** START OF SUPPLIED MATERIAL **

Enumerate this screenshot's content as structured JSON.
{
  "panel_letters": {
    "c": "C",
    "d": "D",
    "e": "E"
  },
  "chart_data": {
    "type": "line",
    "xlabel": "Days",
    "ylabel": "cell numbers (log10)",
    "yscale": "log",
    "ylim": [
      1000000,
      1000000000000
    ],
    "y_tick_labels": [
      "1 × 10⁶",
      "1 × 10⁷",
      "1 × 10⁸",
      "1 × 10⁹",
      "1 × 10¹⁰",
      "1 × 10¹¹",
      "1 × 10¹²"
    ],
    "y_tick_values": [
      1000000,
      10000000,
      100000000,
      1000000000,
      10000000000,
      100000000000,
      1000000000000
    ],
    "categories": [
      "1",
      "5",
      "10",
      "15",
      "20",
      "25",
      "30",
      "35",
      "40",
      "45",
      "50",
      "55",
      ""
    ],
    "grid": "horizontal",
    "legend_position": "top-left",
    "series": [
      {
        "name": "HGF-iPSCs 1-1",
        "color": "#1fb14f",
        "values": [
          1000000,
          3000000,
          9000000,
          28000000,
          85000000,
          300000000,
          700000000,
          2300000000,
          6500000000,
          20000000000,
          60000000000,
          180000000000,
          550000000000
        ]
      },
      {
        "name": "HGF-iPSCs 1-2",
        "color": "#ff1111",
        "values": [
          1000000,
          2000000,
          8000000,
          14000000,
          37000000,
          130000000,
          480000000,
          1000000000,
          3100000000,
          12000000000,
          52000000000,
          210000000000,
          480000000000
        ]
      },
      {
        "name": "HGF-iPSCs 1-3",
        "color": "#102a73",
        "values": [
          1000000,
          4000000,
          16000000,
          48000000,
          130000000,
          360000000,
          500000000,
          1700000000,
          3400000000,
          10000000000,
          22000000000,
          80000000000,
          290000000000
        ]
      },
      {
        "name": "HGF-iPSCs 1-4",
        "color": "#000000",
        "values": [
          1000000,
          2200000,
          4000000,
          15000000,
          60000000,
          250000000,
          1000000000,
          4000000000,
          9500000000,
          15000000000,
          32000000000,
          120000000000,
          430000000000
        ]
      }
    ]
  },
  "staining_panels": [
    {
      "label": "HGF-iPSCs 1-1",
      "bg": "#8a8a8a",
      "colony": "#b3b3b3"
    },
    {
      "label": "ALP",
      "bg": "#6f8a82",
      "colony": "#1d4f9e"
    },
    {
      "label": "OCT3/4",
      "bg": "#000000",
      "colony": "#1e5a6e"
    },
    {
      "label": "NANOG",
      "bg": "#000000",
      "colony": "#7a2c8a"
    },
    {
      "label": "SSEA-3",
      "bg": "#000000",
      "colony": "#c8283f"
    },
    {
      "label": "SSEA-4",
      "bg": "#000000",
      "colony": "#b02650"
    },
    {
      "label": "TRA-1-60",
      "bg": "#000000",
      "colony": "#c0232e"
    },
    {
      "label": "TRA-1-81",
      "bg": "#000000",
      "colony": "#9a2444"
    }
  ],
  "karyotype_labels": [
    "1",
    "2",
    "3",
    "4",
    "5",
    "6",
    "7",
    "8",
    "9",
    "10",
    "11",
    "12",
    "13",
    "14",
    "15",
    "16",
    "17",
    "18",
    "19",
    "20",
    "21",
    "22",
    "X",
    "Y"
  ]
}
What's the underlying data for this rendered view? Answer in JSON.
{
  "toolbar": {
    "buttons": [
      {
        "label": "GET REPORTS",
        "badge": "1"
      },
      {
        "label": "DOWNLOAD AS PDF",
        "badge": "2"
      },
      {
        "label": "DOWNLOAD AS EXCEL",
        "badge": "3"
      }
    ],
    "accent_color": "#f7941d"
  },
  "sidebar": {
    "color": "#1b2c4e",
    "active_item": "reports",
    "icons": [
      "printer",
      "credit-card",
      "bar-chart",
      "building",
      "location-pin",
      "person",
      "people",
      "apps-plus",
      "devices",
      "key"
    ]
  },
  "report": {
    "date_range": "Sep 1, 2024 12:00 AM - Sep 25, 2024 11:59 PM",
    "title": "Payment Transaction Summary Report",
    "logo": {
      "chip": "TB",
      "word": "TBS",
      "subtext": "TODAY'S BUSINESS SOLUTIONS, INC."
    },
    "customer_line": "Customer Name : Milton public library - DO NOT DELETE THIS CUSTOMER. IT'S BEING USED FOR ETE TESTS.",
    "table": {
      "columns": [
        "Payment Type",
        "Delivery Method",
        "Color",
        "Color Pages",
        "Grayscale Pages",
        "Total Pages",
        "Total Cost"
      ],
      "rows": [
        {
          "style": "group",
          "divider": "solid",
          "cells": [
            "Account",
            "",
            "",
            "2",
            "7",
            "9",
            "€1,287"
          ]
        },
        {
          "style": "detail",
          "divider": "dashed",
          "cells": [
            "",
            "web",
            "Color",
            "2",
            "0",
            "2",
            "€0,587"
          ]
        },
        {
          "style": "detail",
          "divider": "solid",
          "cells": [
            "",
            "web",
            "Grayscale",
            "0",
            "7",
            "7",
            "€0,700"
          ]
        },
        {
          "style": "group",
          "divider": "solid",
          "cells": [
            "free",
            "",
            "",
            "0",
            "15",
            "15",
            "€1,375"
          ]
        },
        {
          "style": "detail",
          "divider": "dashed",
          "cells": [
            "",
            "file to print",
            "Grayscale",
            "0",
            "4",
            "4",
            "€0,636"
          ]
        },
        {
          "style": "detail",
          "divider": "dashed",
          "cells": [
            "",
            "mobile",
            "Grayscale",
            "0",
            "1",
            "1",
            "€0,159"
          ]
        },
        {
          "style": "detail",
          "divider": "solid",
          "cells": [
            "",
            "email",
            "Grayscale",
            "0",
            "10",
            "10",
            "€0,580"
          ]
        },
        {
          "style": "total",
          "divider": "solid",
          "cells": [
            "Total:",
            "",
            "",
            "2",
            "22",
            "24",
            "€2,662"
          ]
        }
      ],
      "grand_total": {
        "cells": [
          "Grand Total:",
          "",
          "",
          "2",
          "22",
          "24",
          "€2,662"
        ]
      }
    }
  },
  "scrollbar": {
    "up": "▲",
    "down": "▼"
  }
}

** END OF SUPPLIED MATERIAL **

Return all lines containing the word "JSON".

▶ **REPLY TO THE TASK**:
Enumerate this screenshot's content as structured JSON.
What's the underlying data for this rendered view? Answer in JSON.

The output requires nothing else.